__WORK REQUIRED__
In the data below, find each line containing the string "color" and return it.

__STORED RECORDS__
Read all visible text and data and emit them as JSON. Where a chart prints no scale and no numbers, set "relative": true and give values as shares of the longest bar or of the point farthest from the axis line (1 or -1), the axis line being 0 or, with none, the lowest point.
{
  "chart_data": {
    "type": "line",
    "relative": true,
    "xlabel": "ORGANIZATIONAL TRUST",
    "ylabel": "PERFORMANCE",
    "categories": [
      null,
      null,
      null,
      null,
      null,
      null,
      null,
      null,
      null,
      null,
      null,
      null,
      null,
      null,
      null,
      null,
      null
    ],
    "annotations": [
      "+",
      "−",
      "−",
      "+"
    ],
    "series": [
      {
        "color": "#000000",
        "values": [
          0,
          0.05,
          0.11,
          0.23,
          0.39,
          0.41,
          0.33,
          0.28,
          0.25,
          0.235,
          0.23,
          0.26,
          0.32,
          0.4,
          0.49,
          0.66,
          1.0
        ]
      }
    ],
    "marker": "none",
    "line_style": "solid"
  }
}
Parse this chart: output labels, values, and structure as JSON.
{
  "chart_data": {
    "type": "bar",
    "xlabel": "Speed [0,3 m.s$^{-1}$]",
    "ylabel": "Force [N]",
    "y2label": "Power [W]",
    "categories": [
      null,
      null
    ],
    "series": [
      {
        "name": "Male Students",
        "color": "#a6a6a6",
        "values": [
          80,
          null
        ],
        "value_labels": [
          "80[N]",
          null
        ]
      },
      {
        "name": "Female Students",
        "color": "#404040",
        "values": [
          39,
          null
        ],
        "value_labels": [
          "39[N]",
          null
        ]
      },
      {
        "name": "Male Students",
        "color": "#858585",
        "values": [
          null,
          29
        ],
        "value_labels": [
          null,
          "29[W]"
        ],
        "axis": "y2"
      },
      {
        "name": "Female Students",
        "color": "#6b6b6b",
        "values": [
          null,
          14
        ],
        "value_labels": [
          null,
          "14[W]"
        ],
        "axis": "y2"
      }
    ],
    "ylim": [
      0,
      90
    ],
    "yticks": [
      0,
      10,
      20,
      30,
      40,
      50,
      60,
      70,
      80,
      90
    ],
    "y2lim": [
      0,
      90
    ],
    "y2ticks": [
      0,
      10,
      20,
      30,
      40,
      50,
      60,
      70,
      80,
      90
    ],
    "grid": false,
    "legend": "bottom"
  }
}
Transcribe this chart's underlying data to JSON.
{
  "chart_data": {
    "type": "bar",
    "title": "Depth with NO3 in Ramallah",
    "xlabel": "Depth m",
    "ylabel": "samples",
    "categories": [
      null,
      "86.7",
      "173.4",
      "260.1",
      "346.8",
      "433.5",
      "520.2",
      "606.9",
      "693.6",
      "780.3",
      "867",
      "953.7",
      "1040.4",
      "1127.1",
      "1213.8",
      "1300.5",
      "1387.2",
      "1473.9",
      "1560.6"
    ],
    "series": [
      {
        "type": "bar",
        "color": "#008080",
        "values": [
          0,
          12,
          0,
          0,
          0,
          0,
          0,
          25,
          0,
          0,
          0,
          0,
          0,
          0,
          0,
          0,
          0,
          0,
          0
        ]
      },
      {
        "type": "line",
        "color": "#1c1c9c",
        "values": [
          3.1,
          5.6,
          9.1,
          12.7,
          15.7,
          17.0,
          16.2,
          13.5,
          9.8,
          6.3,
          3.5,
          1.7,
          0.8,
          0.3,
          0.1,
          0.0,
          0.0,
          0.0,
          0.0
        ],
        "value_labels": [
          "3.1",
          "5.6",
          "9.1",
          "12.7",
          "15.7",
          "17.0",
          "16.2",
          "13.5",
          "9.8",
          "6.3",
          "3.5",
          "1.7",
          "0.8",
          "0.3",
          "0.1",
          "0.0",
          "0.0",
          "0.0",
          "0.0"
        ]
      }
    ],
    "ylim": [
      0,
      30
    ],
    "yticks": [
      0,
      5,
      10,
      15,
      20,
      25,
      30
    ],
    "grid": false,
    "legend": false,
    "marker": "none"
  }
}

__WRITTEN SOLUTION__
        "color": "#000000",
        "color": "#a6a6a6",
        "color": "#404040",
        "color": "#858585",
        "color": "#6b6b6b",
        "color": "#008080",
        "color": "#1c1c9c",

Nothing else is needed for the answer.